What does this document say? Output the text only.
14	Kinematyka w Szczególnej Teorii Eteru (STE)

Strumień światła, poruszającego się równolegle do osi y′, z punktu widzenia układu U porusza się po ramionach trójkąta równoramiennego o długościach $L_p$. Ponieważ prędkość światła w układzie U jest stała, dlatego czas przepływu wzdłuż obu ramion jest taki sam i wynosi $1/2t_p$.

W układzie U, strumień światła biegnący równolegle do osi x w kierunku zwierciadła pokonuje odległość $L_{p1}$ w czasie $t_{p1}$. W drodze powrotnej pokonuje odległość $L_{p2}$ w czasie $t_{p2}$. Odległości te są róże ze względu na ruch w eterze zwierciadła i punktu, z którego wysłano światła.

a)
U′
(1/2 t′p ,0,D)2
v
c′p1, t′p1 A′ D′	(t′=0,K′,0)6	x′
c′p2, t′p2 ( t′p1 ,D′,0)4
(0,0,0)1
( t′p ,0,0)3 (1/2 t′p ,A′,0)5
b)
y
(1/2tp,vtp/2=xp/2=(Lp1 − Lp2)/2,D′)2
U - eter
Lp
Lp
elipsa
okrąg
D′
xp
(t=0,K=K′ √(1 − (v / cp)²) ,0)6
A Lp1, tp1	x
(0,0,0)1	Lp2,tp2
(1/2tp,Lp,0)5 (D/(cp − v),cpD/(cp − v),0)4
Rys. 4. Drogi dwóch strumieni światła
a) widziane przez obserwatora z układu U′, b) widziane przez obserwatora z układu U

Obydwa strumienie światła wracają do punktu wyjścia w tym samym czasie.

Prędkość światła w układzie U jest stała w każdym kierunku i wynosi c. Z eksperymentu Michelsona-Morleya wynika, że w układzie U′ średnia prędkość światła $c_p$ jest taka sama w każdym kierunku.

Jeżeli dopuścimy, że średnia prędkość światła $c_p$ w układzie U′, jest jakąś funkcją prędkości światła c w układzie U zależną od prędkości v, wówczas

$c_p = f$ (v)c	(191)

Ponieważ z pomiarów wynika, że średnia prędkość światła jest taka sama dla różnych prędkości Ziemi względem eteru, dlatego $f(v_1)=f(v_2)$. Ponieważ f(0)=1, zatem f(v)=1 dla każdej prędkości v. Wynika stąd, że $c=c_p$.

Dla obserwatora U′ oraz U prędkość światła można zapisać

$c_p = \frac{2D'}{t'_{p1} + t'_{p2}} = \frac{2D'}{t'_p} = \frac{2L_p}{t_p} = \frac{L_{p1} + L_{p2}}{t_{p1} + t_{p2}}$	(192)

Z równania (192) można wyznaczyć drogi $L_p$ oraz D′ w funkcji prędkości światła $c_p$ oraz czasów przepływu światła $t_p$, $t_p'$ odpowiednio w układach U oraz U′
* * *
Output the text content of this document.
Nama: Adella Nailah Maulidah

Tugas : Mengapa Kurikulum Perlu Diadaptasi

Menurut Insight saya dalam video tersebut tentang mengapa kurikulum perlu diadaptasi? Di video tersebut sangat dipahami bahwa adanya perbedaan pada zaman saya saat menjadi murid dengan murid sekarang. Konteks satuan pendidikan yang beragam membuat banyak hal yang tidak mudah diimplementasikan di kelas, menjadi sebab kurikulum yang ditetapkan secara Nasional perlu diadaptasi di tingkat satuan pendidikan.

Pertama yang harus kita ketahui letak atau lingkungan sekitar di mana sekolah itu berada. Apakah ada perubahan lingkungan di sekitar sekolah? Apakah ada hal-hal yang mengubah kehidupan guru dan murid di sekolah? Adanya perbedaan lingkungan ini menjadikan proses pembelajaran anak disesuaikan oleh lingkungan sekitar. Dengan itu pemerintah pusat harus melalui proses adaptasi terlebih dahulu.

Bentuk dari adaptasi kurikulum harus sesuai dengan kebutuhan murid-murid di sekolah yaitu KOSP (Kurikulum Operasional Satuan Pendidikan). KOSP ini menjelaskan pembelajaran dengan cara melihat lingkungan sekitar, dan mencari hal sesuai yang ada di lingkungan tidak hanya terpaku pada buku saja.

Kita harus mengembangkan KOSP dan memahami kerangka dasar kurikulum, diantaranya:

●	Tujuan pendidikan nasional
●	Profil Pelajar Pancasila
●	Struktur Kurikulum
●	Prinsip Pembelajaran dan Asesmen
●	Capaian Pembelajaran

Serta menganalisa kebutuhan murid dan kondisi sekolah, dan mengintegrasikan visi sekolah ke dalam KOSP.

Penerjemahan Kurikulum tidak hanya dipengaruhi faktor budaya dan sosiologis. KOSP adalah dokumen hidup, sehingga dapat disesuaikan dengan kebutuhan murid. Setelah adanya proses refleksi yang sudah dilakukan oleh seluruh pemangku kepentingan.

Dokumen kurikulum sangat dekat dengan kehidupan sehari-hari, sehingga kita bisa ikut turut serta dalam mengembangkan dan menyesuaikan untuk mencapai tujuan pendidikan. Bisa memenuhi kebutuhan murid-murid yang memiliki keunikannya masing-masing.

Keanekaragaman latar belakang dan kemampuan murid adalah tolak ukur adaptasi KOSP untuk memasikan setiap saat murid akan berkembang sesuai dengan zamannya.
* * *
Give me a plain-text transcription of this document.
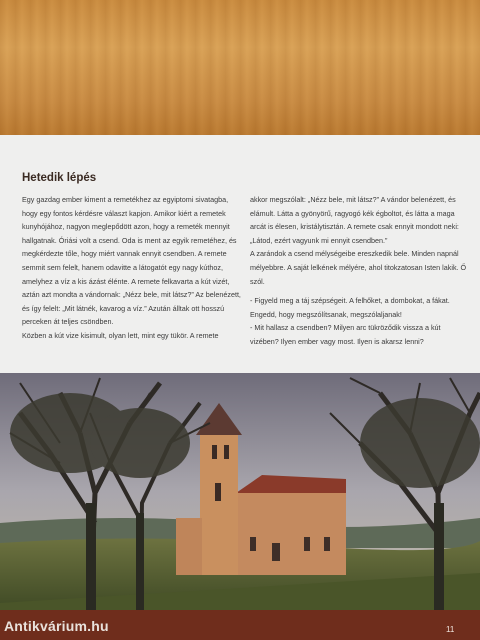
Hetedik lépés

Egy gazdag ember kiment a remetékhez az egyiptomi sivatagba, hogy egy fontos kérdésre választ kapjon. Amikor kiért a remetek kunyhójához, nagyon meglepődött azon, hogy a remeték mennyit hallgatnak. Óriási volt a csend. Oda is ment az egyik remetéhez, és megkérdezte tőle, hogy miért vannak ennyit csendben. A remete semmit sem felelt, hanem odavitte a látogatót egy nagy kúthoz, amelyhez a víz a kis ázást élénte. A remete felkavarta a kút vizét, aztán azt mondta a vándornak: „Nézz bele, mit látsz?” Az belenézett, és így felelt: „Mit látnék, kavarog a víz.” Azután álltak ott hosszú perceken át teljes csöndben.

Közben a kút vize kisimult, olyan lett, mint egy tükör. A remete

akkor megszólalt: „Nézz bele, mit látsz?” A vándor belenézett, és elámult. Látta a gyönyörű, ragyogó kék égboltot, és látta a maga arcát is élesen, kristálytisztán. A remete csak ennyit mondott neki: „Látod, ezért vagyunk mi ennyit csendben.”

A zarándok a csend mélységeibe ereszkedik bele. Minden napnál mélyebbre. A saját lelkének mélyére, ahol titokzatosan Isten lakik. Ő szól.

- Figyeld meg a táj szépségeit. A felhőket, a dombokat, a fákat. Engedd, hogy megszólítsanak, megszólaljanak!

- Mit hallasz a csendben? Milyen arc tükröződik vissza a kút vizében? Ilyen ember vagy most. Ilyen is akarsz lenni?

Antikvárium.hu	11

### Problem description
Reproduce each line from the records that contains the word "Output".

### Answer to the task
What does this document say? Output the text only.
Output the text content of this document.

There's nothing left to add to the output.